### PROBLEM 1
In the Journal Sentinel excerpt, what does Murphy's Law generally hold?
### PROBLEM 2
Rewrite the Journal Sentinel excerpt between "Maybe it can" and "credibility, they will.", inclusive, substituting "consequence" for "corollary".
### PROBLEM 3
Check each statement against the Journal Sentinel excerpt and answer yes or no, quoting the words that decide it: (a) The Defense Department devised the scheme. (b) The scheme stayed in effect for several years. (c) The futures trading market was to be set up on the Internet.

### TEXT EXCERPT
##########

From the Journal Sentinel
Last Updated: July 29, 2003

Maybe it can be explained as a variation of Murphy's Law. Murphy generally holds that anything that can go wrong will go wrong.

Here's the apparent corollary: If government bureaucrats can devise schemes so outlandish as to defy credibility, they will.

Whatever the explanation, the Defense Department recently came up with an anti-terrorism scheme so surpassingly stupid, so utterly devoid of common and moral sense, so dangerous and reckless, that one senator had trouble convincing people it was not a hoax. The notion had only one redeeming feature: It lasted no longer than the time required for embarrassed Pentagon leaders and outraged lawmakers to react to and send it to a deserving grave.

The idea was to establish a futures trading market on the Internet, in which speculators would wager on the likelihood of a future coup d'etat, terrorist attack, assassination attempt or some other calamity.

##########

### DATA SECTION
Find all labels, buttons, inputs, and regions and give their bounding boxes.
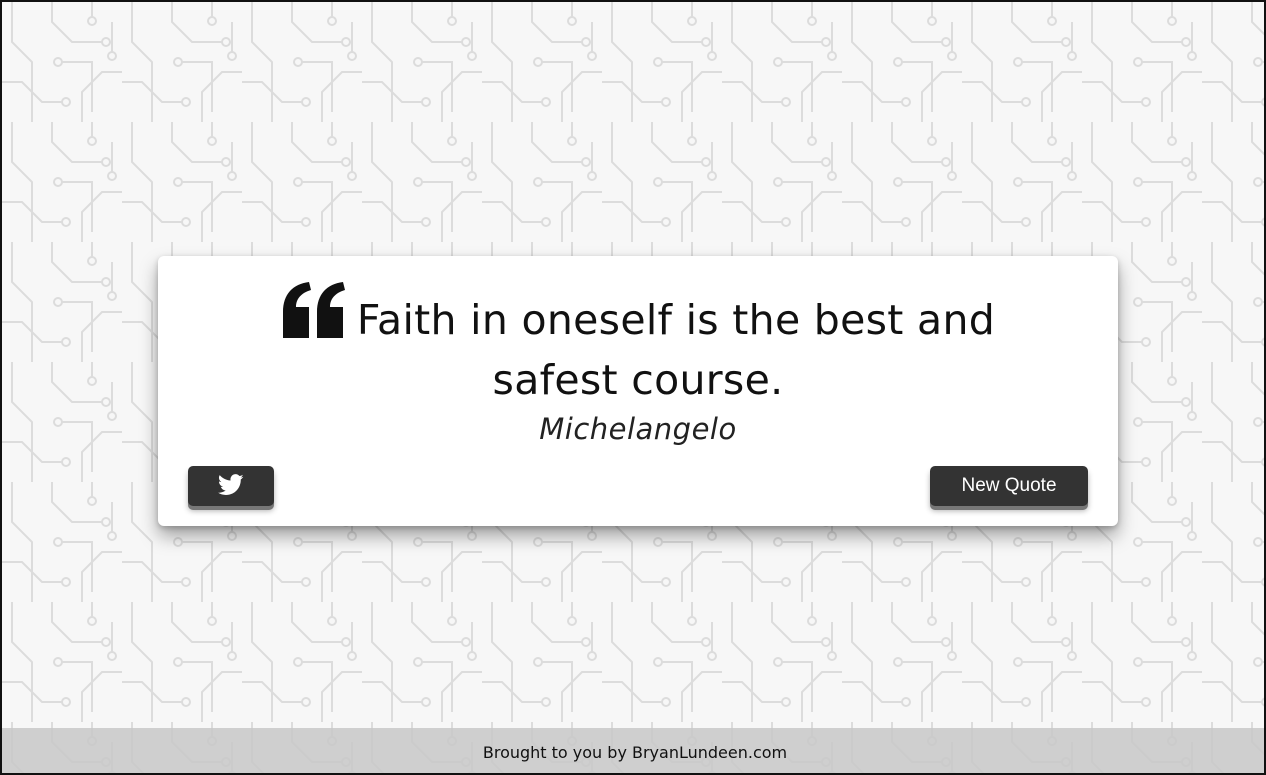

##########

### FULL SOLUTION 1
Anything that can go wrong will go wrong.

### FULL SOLUTION 2
Maybe it can be explained as a variation of Murphy's Law. Murphy generally holds that anything that can go wrong will go wrong.

Here's the apparent consequence: If government bureaucrats can devise schemes so outlandish as to defy credibility, they will.

### FULL SOLUTION 3
(a) Yes: "the Defense Department recently came up with an anti-terrorism scheme"
(b) No: "It lasted no longer than the time required for embarrassed Pentagon leaders and outraged lawmakers to react to and send it to a deserving grave."
(c) Yes: "The idea was to establish a futures trading market on the Internet"